■ SET TASK
Write out, precisely and in full, each line of the material.

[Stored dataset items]

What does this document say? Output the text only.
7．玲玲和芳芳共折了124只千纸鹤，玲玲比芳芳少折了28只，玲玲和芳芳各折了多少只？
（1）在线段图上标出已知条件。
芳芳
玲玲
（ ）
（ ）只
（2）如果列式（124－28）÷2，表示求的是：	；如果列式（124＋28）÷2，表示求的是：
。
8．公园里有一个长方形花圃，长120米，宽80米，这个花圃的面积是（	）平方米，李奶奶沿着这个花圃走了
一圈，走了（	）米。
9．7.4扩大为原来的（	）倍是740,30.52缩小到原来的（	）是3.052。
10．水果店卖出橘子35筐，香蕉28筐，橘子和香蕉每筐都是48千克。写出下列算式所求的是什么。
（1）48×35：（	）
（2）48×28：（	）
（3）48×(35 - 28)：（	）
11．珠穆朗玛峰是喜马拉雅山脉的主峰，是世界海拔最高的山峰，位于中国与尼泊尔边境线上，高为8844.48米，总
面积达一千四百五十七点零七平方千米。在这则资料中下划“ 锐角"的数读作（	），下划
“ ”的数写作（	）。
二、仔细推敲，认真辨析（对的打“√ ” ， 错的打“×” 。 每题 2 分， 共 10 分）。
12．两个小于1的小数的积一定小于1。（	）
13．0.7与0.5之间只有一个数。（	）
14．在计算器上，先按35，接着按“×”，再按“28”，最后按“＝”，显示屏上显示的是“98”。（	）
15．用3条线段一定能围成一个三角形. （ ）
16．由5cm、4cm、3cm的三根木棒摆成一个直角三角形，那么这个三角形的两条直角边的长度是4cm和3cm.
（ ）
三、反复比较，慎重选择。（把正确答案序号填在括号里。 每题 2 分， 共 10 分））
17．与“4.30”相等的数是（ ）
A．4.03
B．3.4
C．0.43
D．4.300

■ TASK OUTPUT
What does this document say? Output the text only.
7．玲玲和芳芳共折了124只千纸鹤，玲玲比芳芳少折了28只，玲玲和芳芳各折了多少只？
（1）在线段图上标出已知条件。
芳芳
玲玲
（ ）
（ ）只
（2）如果列式（124－28）÷2，表示求的是：	；如果列式（124＋28）÷2，表示求的是：
。
8．公园里有一个长方形花圃，长120米，宽80米，这个花圃的面积是（	）平方米，李奶奶沿着这个花圃走了
一圈，走了（	）米。
9．7.4扩大为原来的（	）倍是740,30.52缩小到原来的（	）是3.052。
10．水果店卖出橘子35筐，香蕉28筐，橘子和香蕉每筐都是48千克。写出下列算式所求的是什么。
（1）48×35：（	）
（2）48×28：（	）
（3）48×(35 - 28)：（	）
11．珠穆朗玛峰是喜马拉雅山脉的主峰，是世界海拔最高的山峰，位于中国与尼泊尔边境线上，高为8844.48米，总
面积达一千四百五十七点零七平方千米。在这则资料中下划“ 锐角"的数读作（	），下划
“ ”的数写作（	）。
二、仔细推敲，认真辨析（对的打“√ ” ， 错的打“×” 。 每题 2 分， 共 10 分）。
12．两个小于1的小数的积一定小于1。（	）
13．0.7与0.5之间只有一个数。（	）
14．在计算器上，先按35，接着按“×”，再按“28”，最后按“＝”，显示屏上显示的是“98”。（	）
15．用3条线段一定能围成一个三角形. （ ）
16．由5cm、4cm、3cm的三根木棒摆成一个直角三角形，那么这个三角形的两条直角边的长度是4cm和3cm.
（ ）
三、反复比较，慎重选择。（把正确答案序号填在括号里。 每题 2 分， 共 10 分））
17．与“4.30”相等的数是（ ）
A．4.03
B．3.4
C．0.43
D．4.300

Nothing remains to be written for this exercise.